Die Aufgabe →
Kannst du im Text über das Wohnen in Brüssel alles von „Im Sommer erscheint“ bis hinunter zu „Hauptstadt zur Umzugsmetropole.“ noch einmal wiedergeben und dabei „Touristen“ zu „Besucher“ ändern?

───── Vorgegebener Text ─────

Wohnen in Brüssel
Viele Quadratmeter für gutes Geld

Blick über Brüssel
© Colourbox

In Brüssel wohnen eine Menge Menschen nur für kurze Zeit. Deshalb ist viel Bewegung auf dem Immobilienmarkt. Nirgendwo sonst in Europas Hauptstädten ist das Angebot so vielfältig

Von Sabine Buchwald


Im Sommer erscheint Brüssel noch bunter als sonst. Grund sind nicht allein die Touristen, die durch die Straßen der Stadt flanieren, als läge sie näher am Mittelmeer als an der Nordsee. Farbe bringen auch die Schilder, die weithin sichtbar an den Fassaden vieler Häuser um neue Bewohner buhlen. Sie werben mit der französisch-flämischen Beschriftung „à louer/te huur“ für Wohnraum zum Mieten, oder gar mit „à vendre/te koop“ – zu kaufen.  Sobald die Kinder in die großen Ferien starten, also ab Anfang Juli, wird Europas inoffizielle Hauptstadt zur Umzugsmetropole.
 

Viele Quadratmeter für gutes Geld

Das Angebot an Immobilien ist so üppig wie kaum in einer anderen europäischen Großstadt. In Brüssel herrscht ein stetes Kommen und Gehen, ein immerwährendes Willkommenheißen und Abschiednehmen, was sich in einem lebhaften Immobilienmarkt widerspiegelt. Die längsten Tage des Jahres sind wohl die arbeitsintensivsten für Maklerbüros, die hier so häufig zu finden sind wie andernorts Drogeriemärkte. Obwohl die Lebenshaltungskosten in Brüssel durchaus hoch sind – jedenfalls für Essen und Kleidung -, lassen sich hier erstaunlich viele Quadratmeter zu Preisen finden, für die man anderswo nur ein Zimmerchen bekommt. Vorallem auch in zentrumsnahen Stadtteilen. Darin unterscheidet sich Brüssel bislang wesentlich von hippen Städten  wie London und Paris, Barcelona oder München, die zur Spielwiese von Investoren geworden sind.
 
Mietpreise in Brüssel
Mietpreise in Brüssel. Zahlen: Gerundete Durchschnittswerte in Anlehnung an Vastgoedgids Trends mei 2018 | © Grafik: in Anlehnung an Benzebuth198 | BY-SA 3.0
In Brüssel, seit 2004 wieder Millionenstadt, schreitet die Gentrifizierung langsamer voran. Letztlich kommen aber auch hier etwa durch das Schließen auch von kleinsten Baulücken mit schicker Architektur neue  Einwohnerschichten in Viertel, wo noch vor Kurzem kaum Straßenlaternen brannten. Etwa die sogenannten Marollen, nur einen Steinwurf von den Luxusläden des Boulevard de Waterloo entfernt, wo Schnäppchenjäger durch die Second-Hand-Möbelläden trödeln, oder Molenbeek.

Kunst zieht an in Molenbeek

Vor nicht mal drei Jahren erlangte Molenbeek als Brutstätte islamistischen Terrors internationale Bekanntheit. Ein Museum für moderne Kunst und diverse Neubauten direkt am Kanal haben der ehemaligen No-Go-Area ein frisches Image gegeben. Das zieht junge Paare und Familien verschiedenster Herkunft an und mit ihnen Bioläden und Cafés, was von der Stadtverwaltung gern gesehen wird.

───── Datenauszug ─────

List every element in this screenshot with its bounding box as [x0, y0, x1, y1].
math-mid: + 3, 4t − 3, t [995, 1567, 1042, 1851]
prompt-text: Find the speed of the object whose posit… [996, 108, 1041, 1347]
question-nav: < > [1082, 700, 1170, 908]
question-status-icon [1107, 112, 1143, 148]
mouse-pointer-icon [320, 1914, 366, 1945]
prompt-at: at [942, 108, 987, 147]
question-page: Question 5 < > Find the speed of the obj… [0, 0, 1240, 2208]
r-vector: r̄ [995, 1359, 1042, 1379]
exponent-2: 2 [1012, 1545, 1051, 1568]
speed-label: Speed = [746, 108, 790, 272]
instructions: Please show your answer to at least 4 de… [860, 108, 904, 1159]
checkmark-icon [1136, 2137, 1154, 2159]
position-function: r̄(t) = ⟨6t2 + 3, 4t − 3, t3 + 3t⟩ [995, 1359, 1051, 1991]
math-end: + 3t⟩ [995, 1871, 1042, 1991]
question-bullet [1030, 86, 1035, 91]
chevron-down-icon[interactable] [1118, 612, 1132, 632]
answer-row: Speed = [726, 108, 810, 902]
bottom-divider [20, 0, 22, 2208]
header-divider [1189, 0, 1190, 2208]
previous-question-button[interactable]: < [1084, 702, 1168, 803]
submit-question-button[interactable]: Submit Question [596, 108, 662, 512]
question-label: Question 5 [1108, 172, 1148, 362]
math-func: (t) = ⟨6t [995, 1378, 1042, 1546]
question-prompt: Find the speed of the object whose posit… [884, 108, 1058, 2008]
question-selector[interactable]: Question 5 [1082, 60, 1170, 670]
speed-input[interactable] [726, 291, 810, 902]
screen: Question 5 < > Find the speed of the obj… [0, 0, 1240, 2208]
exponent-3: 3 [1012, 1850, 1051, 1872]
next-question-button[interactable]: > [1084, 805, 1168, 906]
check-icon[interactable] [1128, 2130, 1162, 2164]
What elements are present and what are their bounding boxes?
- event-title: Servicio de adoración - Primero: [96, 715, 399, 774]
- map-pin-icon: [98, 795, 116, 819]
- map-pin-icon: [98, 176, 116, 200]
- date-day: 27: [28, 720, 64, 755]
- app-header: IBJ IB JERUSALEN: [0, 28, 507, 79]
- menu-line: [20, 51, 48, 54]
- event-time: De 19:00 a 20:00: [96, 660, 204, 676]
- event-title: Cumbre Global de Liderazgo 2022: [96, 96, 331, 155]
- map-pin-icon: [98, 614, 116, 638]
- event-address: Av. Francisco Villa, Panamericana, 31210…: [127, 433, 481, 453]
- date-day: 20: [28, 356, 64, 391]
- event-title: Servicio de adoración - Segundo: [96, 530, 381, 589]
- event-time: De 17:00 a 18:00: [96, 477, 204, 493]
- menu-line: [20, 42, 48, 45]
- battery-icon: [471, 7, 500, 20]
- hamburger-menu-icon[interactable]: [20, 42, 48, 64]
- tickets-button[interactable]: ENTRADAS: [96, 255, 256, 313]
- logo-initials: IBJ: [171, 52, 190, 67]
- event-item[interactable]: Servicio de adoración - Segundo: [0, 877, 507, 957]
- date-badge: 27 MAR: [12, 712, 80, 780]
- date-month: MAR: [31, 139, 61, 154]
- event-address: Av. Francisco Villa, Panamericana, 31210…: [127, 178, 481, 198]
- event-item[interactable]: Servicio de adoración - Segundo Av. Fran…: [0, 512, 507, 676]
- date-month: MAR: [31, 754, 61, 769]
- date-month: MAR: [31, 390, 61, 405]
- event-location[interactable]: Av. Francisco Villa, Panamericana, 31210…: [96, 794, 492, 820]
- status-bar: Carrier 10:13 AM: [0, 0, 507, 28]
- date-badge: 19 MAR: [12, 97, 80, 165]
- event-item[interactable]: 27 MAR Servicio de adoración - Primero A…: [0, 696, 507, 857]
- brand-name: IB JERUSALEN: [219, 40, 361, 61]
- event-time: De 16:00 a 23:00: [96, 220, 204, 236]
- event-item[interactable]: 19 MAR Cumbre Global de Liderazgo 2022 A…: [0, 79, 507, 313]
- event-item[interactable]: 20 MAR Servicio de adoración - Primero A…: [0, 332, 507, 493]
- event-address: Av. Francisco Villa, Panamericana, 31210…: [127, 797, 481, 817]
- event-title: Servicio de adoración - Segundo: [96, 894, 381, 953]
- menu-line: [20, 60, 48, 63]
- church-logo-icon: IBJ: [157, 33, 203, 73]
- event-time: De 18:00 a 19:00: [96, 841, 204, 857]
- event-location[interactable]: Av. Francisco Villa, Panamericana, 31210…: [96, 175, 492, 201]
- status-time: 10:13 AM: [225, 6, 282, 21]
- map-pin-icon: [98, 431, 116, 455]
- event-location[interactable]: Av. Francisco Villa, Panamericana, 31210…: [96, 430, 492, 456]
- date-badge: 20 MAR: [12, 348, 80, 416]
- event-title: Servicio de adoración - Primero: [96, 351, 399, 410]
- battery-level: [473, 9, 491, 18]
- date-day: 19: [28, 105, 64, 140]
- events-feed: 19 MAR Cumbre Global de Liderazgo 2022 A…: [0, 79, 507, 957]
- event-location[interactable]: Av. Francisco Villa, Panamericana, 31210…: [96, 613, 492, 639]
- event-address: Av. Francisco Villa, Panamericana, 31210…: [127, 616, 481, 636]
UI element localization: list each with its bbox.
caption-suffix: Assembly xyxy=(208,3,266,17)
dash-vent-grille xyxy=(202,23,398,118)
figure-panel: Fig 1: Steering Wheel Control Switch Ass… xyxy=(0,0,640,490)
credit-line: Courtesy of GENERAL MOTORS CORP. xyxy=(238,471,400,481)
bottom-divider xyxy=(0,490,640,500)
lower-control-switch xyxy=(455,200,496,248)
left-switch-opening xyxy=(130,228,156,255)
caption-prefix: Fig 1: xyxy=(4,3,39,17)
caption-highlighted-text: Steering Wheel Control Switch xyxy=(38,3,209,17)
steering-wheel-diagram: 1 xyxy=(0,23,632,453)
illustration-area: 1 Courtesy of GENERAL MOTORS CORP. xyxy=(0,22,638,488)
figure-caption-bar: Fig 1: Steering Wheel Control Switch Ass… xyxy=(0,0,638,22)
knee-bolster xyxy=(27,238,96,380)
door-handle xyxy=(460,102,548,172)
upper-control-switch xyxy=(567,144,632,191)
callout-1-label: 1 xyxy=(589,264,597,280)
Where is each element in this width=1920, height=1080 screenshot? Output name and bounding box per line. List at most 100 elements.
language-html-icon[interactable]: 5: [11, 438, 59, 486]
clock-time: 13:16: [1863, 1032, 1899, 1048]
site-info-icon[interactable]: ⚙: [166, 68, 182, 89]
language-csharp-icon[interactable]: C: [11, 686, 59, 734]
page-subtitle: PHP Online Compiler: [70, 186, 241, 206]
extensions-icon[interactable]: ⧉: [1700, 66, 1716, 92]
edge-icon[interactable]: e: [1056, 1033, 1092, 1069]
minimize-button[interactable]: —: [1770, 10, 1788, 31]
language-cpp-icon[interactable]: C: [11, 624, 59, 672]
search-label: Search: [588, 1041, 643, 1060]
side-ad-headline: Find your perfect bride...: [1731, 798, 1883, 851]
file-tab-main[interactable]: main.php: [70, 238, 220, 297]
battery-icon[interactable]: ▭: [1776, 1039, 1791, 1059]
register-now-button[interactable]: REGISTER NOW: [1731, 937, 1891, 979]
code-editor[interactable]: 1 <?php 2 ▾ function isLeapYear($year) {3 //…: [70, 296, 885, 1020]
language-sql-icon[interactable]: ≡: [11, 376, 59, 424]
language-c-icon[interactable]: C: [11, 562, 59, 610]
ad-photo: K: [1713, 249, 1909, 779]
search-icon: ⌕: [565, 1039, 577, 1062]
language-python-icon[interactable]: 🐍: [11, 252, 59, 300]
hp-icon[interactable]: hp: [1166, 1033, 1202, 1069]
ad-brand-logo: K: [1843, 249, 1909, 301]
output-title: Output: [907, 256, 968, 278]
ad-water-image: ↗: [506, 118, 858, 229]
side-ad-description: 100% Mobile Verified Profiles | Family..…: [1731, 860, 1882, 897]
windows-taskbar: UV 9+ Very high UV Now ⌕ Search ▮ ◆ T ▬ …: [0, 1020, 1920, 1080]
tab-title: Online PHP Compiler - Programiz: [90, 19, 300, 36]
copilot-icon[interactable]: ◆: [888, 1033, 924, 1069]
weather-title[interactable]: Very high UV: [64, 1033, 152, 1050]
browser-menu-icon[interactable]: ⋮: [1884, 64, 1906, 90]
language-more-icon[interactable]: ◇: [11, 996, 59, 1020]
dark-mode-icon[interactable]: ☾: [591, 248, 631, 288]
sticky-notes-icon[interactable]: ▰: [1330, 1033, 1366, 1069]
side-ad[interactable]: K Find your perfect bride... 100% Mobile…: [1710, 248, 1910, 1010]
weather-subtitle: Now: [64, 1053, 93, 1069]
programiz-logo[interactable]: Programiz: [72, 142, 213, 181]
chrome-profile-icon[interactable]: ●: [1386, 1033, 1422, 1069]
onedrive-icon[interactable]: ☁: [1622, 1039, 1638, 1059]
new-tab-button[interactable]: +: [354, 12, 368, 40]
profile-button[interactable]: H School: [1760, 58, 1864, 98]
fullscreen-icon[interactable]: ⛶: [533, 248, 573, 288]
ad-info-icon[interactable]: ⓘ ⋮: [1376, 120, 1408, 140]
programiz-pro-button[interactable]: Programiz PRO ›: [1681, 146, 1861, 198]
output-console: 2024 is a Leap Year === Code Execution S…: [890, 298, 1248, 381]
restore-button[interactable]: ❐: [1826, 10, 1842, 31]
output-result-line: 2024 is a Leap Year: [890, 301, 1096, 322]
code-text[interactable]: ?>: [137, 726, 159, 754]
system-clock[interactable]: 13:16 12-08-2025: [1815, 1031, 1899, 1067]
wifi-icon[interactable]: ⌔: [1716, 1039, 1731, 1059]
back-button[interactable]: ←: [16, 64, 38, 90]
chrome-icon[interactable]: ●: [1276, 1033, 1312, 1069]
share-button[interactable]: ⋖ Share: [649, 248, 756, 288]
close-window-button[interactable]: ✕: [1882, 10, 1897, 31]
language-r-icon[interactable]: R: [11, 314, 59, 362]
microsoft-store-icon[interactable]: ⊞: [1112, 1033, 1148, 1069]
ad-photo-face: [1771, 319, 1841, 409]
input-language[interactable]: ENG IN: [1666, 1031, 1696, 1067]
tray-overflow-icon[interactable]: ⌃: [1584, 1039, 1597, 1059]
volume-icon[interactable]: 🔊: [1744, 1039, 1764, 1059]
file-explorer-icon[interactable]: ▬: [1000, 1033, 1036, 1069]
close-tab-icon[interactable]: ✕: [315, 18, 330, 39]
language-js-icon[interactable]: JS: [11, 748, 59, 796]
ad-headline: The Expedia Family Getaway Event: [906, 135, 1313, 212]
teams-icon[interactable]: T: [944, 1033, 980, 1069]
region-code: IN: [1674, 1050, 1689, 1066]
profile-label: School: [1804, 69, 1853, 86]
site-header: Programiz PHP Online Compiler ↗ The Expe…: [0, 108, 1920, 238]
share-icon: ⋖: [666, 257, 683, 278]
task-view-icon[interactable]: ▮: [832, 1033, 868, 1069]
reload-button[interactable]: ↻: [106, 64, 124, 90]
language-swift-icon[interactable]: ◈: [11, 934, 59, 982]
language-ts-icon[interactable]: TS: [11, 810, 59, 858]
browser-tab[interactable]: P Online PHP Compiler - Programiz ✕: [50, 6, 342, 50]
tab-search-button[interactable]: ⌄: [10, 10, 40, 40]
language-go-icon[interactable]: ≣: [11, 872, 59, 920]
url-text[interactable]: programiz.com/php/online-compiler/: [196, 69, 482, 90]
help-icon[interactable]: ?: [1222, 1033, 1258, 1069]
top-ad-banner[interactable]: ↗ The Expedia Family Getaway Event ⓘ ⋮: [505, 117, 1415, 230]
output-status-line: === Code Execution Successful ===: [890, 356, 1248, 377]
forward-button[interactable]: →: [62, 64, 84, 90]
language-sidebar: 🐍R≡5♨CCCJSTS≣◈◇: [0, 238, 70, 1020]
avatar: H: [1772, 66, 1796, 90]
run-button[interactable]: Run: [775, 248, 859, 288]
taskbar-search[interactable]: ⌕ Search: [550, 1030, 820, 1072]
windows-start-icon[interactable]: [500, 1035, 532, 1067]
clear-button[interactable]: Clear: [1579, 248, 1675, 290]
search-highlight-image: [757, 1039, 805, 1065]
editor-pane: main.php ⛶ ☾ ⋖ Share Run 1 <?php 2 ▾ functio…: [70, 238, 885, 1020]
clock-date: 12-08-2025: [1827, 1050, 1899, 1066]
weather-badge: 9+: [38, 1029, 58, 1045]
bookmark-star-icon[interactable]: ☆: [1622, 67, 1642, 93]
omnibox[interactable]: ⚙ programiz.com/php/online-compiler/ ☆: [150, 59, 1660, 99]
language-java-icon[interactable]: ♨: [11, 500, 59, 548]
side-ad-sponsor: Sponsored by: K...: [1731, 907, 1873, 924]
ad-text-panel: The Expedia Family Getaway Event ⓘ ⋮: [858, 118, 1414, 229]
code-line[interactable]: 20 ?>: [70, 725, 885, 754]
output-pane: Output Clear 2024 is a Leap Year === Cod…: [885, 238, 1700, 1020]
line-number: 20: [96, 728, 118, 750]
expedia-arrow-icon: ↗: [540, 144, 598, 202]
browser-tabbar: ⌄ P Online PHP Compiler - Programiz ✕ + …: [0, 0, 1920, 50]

─────

Ergebnis der Aufgabe →
Im Sommer erscheint Brüssel noch bunter als sonst. Grund sind nicht allein die Besucher, die durch die Straßen der Stadt flanieren, als läge sie näher am Mittelmeer als an der Nordsee. Farbe bringen auch die Schilder, die weithin sichtbar an den Fassaden vieler Häuser um neue Bewohner buhlen. Sie werben mit der französisch-flämischen Beschriftung „à louer/te huur“ für Wohnraum zum Mieten, oder gar mit „à vendre/te koop“ – zu kaufen.  Sobald die Kinder in die großen Ferien starten, also ab Anfang Juli, wird Europas inoffizielle Hauptstadt zur Umzugsmetropole.